▶ [What to do]: Copy out all the entries word for word.
## Begin Information shown
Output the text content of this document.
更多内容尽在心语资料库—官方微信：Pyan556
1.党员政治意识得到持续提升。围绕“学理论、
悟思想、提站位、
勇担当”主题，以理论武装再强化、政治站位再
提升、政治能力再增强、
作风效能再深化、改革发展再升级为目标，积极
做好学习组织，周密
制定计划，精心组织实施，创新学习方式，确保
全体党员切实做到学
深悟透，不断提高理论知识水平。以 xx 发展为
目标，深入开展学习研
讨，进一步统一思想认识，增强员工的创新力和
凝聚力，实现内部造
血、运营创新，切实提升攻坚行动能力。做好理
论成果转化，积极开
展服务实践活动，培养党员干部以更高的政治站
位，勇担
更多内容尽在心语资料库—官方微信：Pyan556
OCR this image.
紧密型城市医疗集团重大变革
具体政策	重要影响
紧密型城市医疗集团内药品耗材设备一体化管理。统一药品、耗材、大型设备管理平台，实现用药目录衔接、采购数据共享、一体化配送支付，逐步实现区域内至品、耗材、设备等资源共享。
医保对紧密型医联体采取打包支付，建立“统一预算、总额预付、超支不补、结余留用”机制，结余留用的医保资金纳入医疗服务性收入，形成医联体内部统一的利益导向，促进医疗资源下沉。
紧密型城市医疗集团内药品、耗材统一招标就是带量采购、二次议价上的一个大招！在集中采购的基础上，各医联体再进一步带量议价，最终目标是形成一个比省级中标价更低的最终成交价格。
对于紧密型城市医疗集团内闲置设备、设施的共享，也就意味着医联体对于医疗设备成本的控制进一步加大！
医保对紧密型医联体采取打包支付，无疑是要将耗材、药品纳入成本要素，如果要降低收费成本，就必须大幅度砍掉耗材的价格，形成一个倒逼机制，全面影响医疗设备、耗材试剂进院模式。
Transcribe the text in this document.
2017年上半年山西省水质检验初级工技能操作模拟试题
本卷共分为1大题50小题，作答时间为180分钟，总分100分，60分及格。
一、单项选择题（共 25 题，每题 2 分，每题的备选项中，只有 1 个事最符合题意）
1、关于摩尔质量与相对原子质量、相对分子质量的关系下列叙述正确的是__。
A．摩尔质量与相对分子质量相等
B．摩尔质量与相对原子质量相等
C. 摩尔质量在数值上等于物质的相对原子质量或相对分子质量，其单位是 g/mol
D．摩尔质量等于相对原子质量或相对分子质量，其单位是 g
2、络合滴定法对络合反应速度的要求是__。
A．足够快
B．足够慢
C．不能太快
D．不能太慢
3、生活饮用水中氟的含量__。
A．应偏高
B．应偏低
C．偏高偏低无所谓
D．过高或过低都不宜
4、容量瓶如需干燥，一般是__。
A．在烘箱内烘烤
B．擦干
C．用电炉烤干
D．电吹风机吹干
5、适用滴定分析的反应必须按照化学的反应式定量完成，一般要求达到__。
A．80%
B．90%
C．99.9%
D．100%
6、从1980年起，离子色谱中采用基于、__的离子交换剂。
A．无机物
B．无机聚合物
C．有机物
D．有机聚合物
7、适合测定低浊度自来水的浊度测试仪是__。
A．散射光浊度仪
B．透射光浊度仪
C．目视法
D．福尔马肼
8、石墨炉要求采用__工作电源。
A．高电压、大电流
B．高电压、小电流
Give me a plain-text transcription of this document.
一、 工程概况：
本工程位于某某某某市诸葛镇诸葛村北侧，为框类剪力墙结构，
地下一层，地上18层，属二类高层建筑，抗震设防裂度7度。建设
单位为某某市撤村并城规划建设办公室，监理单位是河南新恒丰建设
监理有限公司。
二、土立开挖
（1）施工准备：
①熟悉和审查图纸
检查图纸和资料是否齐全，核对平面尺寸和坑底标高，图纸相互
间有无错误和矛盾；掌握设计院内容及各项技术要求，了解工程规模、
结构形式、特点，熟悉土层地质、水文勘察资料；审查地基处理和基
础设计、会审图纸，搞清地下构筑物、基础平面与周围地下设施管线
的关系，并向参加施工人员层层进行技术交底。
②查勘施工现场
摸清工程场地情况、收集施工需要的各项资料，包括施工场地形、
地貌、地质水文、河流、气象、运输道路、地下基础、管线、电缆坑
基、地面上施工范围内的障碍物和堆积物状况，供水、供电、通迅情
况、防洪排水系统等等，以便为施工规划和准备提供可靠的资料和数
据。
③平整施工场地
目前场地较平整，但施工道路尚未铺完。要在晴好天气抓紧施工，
## End Information shown
▶ [Result of the task]:
Output the text content of this document.
更多内容尽在心语资料库—官方微信：Pyan556
1.党员政治意识得到持续提升。围绕“学理论、
悟思想、提站位、
勇担当”主题，以理论武装再强化、政治站位再
提升、政治能力再增强、
作风效能再深化、改革发展再升级为目标，积极
做好学习组织，周密
制定计划，精心组织实施，创新学习方式，确保
全体党员切实做到学
深悟透，不断提高理论知识水平。以 xx 发展为
目标，深入开展学习研
讨，进一步统一思想认识，增强员工的创新力和
凝聚力，实现内部造
血、运营创新，切实提升攻坚行动能力。做好理
论成果转化，积极开
展服务实践活动，培养党员干部以更高的政治站
位，勇担
更多内容尽在心语资料库—官方微信：Pyan556
OCR this image.
紧密型城市医疗集团重大变革
具体政策	重要影响
紧密型城市医疗集团内药品耗材设备一体化管理。统一药品、耗材、大型设备管理平台，实现用药目录衔接、采购数据共享、一体化配送支付，逐步实现区域内至品、耗材、设备等资源共享。
医保对紧密型医联体采取打包支付，建立“统一预算、总额预付、超支不补、结余留用”机制，结余留用的医保资金纳入医疗服务性收入，形成医联体内部统一的利益导向，促进医疗资源下沉。
紧密型城市医疗集团内药品、耗材统一招标就是带量采购、二次议价上的一个大招！在集中采购的基础上，各医联体再进一步带量议价，最终目标是形成一个比省级中标价更低的最终成交价格。
对于紧密型城市医疗集团内闲置设备、设施的共享，也就意味着医联体对于医疗设备成本的控制进一步加大！
医保对紧密型医联体采取打包支付，无疑是要将耗材、药品纳入成本要素，如果要降低收费成本，就必须大幅度砍掉耗材的价格，形成一个倒逼机制，全面影响医疗设备、耗材试剂进院模式。
Transcribe the text in this document.
2017年上半年山西省水质检验初级工技能操作模拟试题
本卷共分为1大题50小题，作答时间为180分钟，总分100分，60分及格。
一、单项选择题（共 25 题，每题 2 分，每题的备选项中，只有 1 个事最符合题意）
1、关于摩尔质量与相对原子质量、相对分子质量的关系下列叙述正确的是__。
A．摩尔质量与相对分子质量相等
B．摩尔质量与相对原子质量相等
C. 摩尔质量在数值上等于物质的相对原子质量或相对分子质量，其单位是 g/mol
D．摩尔质量等于相对原子质量或相对分子质量，其单位是 g
2、络合滴定法对络合反应速度的要求是__。
A．足够快
B．足够慢
C．不能太快
D．不能太慢
3、生活饮用水中氟的含量__。
A．应偏高
B．应偏低
C．偏高偏低无所谓
D．过高或过低都不宜
4、容量瓶如需干燥，一般是__。
A．在烘箱内烘烤
B．擦干
C．用电炉烤干
D．电吹风机吹干
5、适用滴定分析的反应必须按照化学的反应式定量完成，一般要求达到__。
A．80%
B．90%
C．99.9%
D．100%
6、从1980年起，离子色谱中采用基于、__的离子交换剂。
A．无机物
B．无机聚合物
C．有机物
D．有机聚合物
7、适合测定低浊度自来水的浊度测试仪是__。
A．散射光浊度仪
B．透射光浊度仪
C．目视法
D．福尔马肼
8、石墨炉要求采用__工作电源。
A．高电压、大电流
B．高电压、小电流
Give me a plain-text transcription of this document.
一、 工程概况：
本工程位于某某某某市诸葛镇诸葛村北侧，为框类剪力墙结构，
地下一层，地上18层，属二类高层建筑，抗震设防裂度7度。建设
单位为某某市撤村并城规划建设办公室，监理单位是河南新恒丰建设
监理有限公司。
二、土立开挖
（1）施工准备：
①熟悉和审查图纸
检查图纸和资料是否齐全，核对平面尺寸和坑底标高，图纸相互
间有无错误和矛盾；掌握设计院内容及各项技术要求，了解工程规模、
结构形式、特点，熟悉土层地质、水文勘察资料；审查地基处理和基
础设计、会审图纸，搞清地下构筑物、基础平面与周围地下设施管线
的关系，并向参加施工人员层层进行技术交底。
②查勘施工现场
摸清工程场地情况、收集施工需要的各项资料，包括施工场地形、
地貌、地质水文、河流、气象、运输道路、地下基础、管线、电缆坑
基、地面上施工范围内的障碍物和堆积物状况，供水、供电、通迅情
况、防洪排水系统等等，以便为施工规划和准备提供可靠的资料和数
据。
③平整施工场地
目前场地较平整，但施工道路尚未铺完。要在晴好天气抓紧施工，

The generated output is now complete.